### TASK OBJECTIVE
Give the number of lines containing the word "выполнении" and nothing more.

# # # #

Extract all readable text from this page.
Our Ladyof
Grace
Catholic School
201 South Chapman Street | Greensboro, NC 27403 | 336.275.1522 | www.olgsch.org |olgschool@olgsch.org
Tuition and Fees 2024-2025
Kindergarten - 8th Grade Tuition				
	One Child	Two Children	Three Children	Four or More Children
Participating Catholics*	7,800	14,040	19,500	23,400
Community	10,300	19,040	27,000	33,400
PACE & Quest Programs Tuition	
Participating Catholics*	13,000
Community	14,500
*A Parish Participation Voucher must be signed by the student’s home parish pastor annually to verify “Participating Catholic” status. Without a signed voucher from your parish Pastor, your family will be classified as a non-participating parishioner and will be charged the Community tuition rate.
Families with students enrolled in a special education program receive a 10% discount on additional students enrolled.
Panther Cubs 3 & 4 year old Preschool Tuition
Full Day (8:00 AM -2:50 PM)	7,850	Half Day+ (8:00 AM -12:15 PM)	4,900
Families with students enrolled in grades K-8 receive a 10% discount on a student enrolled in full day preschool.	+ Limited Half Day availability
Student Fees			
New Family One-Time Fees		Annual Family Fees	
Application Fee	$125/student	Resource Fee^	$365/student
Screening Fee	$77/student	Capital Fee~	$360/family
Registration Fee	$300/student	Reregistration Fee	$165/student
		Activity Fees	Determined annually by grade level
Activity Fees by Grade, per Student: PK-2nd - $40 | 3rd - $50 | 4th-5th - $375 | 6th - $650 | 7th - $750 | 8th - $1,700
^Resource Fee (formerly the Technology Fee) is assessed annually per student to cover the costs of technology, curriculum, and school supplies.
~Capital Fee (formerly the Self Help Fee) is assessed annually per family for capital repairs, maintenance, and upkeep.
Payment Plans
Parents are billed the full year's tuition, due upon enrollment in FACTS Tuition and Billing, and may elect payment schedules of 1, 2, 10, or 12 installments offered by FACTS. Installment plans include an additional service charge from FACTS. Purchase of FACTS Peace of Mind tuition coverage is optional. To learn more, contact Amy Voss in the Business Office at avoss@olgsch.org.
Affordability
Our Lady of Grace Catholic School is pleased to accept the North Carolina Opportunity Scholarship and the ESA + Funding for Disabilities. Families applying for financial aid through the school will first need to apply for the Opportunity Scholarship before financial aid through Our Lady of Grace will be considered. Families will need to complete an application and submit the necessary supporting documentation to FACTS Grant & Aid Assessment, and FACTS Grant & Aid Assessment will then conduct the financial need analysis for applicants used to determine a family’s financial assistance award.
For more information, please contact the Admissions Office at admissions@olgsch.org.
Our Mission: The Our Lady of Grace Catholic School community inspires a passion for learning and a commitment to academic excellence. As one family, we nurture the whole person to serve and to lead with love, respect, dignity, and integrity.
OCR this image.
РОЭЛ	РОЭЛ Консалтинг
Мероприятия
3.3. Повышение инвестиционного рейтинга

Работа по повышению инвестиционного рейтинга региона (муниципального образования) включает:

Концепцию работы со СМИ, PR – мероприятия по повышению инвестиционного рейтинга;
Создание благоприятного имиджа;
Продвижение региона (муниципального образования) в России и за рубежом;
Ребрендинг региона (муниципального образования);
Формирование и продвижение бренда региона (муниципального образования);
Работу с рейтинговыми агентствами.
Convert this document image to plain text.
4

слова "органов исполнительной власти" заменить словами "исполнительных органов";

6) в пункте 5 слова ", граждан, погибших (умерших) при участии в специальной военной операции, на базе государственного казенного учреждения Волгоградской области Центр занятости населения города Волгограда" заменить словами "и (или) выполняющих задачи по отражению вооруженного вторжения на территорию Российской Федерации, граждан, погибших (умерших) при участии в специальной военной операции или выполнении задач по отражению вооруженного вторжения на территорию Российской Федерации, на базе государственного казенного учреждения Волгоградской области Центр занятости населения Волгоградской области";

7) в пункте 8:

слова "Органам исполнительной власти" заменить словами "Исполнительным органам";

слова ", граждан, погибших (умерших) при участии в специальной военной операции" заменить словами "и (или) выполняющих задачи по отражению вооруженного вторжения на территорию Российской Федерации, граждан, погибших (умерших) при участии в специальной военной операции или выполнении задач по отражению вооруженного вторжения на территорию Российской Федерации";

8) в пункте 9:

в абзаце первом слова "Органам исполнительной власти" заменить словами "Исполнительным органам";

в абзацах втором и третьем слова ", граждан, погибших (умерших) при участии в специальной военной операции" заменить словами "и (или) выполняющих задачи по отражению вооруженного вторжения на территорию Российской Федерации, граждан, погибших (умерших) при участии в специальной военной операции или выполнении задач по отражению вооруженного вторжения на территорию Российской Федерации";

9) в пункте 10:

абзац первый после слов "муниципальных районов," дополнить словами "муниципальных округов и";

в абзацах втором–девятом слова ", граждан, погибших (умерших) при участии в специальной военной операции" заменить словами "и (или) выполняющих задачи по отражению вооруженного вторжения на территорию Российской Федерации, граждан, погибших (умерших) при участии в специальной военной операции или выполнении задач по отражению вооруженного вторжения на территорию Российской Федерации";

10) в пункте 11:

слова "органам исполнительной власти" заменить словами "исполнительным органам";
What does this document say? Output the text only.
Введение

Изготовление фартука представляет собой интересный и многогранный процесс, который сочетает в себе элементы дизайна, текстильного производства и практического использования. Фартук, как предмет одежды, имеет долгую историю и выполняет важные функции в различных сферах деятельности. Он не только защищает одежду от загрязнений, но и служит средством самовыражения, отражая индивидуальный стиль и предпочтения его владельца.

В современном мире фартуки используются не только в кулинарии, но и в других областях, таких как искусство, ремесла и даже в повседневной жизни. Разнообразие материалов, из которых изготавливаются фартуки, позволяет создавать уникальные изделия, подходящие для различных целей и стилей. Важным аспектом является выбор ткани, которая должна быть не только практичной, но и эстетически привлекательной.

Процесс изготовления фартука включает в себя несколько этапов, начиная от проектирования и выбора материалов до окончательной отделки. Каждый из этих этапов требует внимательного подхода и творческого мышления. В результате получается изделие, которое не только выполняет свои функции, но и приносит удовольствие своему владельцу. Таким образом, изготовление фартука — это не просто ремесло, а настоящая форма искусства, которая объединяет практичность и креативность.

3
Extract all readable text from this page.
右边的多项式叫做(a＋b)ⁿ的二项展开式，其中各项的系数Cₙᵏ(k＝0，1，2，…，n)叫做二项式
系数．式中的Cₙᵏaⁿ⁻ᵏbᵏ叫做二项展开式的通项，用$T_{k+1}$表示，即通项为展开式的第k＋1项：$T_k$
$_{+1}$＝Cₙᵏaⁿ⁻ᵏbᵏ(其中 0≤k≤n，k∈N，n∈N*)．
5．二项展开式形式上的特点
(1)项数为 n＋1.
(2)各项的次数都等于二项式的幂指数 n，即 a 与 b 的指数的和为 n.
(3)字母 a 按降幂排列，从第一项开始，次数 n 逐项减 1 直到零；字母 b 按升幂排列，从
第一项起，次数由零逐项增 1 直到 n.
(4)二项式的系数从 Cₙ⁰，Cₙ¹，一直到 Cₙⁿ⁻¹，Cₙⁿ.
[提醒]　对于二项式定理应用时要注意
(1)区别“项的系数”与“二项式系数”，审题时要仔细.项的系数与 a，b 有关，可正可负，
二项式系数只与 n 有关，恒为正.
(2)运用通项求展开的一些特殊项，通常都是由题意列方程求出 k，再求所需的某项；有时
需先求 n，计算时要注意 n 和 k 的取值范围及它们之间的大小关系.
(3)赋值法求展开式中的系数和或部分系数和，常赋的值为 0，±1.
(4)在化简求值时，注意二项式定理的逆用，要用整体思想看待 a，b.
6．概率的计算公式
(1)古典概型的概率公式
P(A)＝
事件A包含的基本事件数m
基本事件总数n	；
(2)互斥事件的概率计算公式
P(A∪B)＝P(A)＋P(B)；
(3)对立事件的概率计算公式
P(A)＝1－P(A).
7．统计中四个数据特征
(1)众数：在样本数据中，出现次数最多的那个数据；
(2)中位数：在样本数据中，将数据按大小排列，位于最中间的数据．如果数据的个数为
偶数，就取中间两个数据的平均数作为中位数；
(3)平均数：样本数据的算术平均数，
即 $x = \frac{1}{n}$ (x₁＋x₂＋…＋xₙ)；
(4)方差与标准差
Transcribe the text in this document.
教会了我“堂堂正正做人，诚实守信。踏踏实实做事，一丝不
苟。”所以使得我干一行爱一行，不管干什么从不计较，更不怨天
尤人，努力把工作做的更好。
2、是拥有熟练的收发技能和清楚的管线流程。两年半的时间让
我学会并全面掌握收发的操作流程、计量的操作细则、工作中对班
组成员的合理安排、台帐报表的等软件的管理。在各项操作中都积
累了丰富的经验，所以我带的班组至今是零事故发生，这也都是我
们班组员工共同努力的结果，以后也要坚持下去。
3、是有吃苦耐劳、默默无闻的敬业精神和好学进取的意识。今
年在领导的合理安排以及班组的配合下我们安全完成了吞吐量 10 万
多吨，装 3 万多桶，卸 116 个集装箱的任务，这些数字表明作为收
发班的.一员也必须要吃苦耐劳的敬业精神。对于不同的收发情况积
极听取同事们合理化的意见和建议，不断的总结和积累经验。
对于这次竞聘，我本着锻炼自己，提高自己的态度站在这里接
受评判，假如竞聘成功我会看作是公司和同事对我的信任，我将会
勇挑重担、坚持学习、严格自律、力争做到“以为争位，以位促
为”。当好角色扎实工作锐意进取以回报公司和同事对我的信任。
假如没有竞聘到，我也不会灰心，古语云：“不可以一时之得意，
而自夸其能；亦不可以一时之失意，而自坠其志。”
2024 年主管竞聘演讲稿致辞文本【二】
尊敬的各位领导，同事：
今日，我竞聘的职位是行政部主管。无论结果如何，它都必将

# # # #

### ANSWER TO THIS EXERCISE
4